---- Entries provided

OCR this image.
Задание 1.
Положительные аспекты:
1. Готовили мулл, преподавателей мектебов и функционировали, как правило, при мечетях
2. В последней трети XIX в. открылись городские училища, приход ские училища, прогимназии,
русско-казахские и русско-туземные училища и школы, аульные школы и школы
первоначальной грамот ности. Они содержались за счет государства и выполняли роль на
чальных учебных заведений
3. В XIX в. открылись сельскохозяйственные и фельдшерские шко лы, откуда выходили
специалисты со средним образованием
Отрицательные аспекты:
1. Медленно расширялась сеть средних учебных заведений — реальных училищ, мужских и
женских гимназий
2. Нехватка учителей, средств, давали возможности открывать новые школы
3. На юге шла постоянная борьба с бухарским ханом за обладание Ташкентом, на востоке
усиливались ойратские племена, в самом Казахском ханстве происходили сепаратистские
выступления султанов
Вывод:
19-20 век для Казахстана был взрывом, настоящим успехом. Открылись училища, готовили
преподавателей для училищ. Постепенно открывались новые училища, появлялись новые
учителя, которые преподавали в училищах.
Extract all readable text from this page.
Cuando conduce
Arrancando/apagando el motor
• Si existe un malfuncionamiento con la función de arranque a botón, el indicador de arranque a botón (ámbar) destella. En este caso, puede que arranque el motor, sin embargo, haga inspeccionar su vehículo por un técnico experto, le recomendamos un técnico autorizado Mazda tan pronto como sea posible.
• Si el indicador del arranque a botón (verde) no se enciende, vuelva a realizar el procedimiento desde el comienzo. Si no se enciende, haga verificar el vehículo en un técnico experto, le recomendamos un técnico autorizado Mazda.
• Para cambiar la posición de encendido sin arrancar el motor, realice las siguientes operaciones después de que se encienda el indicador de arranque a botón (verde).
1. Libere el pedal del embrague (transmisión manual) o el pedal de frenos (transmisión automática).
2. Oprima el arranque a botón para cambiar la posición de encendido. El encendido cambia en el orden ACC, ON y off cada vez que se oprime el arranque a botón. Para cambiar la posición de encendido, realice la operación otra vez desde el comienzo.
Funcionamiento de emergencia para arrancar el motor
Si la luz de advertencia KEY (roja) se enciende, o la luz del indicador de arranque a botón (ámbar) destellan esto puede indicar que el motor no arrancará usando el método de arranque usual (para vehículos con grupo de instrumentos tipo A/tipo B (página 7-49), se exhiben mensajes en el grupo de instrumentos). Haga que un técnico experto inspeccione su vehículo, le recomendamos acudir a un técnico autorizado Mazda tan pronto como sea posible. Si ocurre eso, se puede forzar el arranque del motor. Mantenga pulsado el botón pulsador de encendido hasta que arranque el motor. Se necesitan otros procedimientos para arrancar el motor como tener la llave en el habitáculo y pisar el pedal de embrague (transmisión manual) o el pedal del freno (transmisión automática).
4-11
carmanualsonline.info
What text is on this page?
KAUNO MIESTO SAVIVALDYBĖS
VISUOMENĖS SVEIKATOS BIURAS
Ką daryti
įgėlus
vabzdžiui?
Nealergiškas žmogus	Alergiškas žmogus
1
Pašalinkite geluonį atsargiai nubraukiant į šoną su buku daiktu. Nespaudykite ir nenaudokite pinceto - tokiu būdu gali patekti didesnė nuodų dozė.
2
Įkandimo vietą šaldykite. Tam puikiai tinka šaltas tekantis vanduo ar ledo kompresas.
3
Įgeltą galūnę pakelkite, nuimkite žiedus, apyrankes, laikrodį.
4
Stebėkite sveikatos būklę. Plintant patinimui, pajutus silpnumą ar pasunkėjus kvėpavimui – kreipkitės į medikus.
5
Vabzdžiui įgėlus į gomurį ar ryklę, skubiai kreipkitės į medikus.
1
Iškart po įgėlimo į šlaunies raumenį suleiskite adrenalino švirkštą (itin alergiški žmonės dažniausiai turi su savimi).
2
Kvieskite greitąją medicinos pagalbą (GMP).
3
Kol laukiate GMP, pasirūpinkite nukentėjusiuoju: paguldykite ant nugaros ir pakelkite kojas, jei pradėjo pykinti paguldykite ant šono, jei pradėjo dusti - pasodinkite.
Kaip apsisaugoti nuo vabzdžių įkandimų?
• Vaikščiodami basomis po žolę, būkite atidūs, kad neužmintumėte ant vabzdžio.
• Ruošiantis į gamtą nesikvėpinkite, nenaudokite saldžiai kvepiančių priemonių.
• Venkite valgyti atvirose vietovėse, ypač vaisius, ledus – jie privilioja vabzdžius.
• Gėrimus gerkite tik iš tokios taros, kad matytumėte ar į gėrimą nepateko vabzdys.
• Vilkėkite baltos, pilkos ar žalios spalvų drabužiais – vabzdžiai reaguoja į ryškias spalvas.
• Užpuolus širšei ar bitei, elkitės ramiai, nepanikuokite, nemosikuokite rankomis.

--------

## The exercise
Output all of the material, please, exactly as it stands.

## Task output
OCR this image.
Задание 1.
Положительные аспекты:
1. Готовили мулл, преподавателей мектебов и функционировали, как правило, при мечетях
2. В последней трети XIX в. открылись городские училища, приход ские училища, прогимназии,
русско-казахские и русско-туземные училища и школы, аульные школы и школы
первоначальной грамот ности. Они содержались за счет государства и выполняли роль на
чальных учебных заведений
3. В XIX в. открылись сельскохозяйственные и фельдшерские шко лы, откуда выходили
специалисты со средним образованием
Отрицательные аспекты:
1. Медленно расширялась сеть средних учебных заведений — реальных училищ, мужских и
женских гимназий
2. Нехватка учителей, средств, давали возможности открывать новые школы
3. На юге шла постоянная борьба с бухарским ханом за обладание Ташкентом, на востоке
усиливались ойратские племена, в самом Казахском ханстве происходили сепаратистские
выступления султанов
Вывод:
19-20 век для Казахстана был взрывом, настоящим успехом. Открылись училища, готовили
преподавателей для училищ. Постепенно открывались новые училища, появлялись новые
учителя, которые преподавали в училищах.
Extract all readable text from this page.
Cuando conduce
Arrancando/apagando el motor
• Si existe un malfuncionamiento con la función de arranque a botón, el indicador de arranque a botón (ámbar) destella. En este caso, puede que arranque el motor, sin embargo, haga inspeccionar su vehículo por un técnico experto, le recomendamos un técnico autorizado Mazda tan pronto como sea posible.
• Si el indicador del arranque a botón (verde) no se enciende, vuelva a realizar el procedimiento desde el comienzo. Si no se enciende, haga verificar el vehículo en un técnico experto, le recomendamos un técnico autorizado Mazda.
• Para cambiar la posición de encendido sin arrancar el motor, realice las siguientes operaciones después de que se encienda el indicador de arranque a botón (verde).
1. Libere el pedal del embrague (transmisión manual) o el pedal de frenos (transmisión automática).
2. Oprima el arranque a botón para cambiar la posición de encendido. El encendido cambia en el orden ACC, ON y off cada vez que se oprime el arranque a botón. Para cambiar la posición de encendido, realice la operación otra vez desde el comienzo.
Funcionamiento de emergencia para arrancar el motor
Si la luz de advertencia KEY (roja) se enciende, o la luz del indicador de arranque a botón (ámbar) destellan esto puede indicar que el motor no arrancará usando el método de arranque usual (para vehículos con grupo de instrumentos tipo A/tipo B (página 7-49), se exhiben mensajes en el grupo de instrumentos). Haga que un técnico experto inspeccione su vehículo, le recomendamos acudir a un técnico autorizado Mazda tan pronto como sea posible. Si ocurre eso, se puede forzar el arranque del motor. Mantenga pulsado el botón pulsador de encendido hasta que arranque el motor. Se necesitan otros procedimientos para arrancar el motor como tener la llave en el habitáculo y pisar el pedal de embrague (transmisión manual) o el pedal del freno (transmisión automática).
4-11
carmanualsonline.info
What text is on this page?
KAUNO MIESTO SAVIVALDYBĖS
VISUOMENĖS SVEIKATOS BIURAS
Ką daryti
įgėlus
vabzdžiui?
Nealergiškas žmogus	Alergiškas žmogus
1
Pašalinkite geluonį atsargiai nubraukiant į šoną su buku daiktu. Nespaudykite ir nenaudokite pinceto - tokiu būdu gali patekti didesnė nuodų dozė.
2
Įkandimo vietą šaldykite. Tam puikiai tinka šaltas tekantis vanduo ar ledo kompresas.
3
Įgeltą galūnę pakelkite, nuimkite žiedus, apyrankes, laikrodį.
4
Stebėkite sveikatos būklę. Plintant patinimui, pajutus silpnumą ar pasunkėjus kvėpavimui – kreipkitės į medikus.
5
Vabzdžiui įgėlus į gomurį ar ryklę, skubiai kreipkitės į medikus.
1
Iškart po įgėlimo į šlaunies raumenį suleiskite adrenalino švirkštą (itin alergiški žmonės dažniausiai turi su savimi).
2
Kvieskite greitąją medicinos pagalbą (GMP).
3
Kol laukiate GMP, pasirūpinkite nukentėjusiuoju: paguldykite ant nugaros ir pakelkite kojas, jei pradėjo pykinti paguldykite ant šono, jei pradėjo dusti - pasodinkite.
Kaip apsisaugoti nuo vabzdžių įkandimų?
• Vaikščiodami basomis po žolę, būkite atidūs, kad neužmintumėte ant vabzdžio.
• Ruošiantis į gamtą nesikvėpinkite, nenaudokite saldžiai kvepiančių priemonių.
• Venkite valgyti atvirose vietovėse, ypač vaisius, ledus – jie privilioja vabzdžius.
• Gėrimus gerkite tik iš tokios taros, kad matytumėte ar į gėrimą nepateko vabzdys.
• Vilkėkite baltos, pilkos ar žalios spalvų drabužiais – vabzdžiai reaguoja į ryškias spalvas.
• Užpuolus širšei ar bitei, elkitės ramiai, nepanikuokite, nemosikuokite rankomis.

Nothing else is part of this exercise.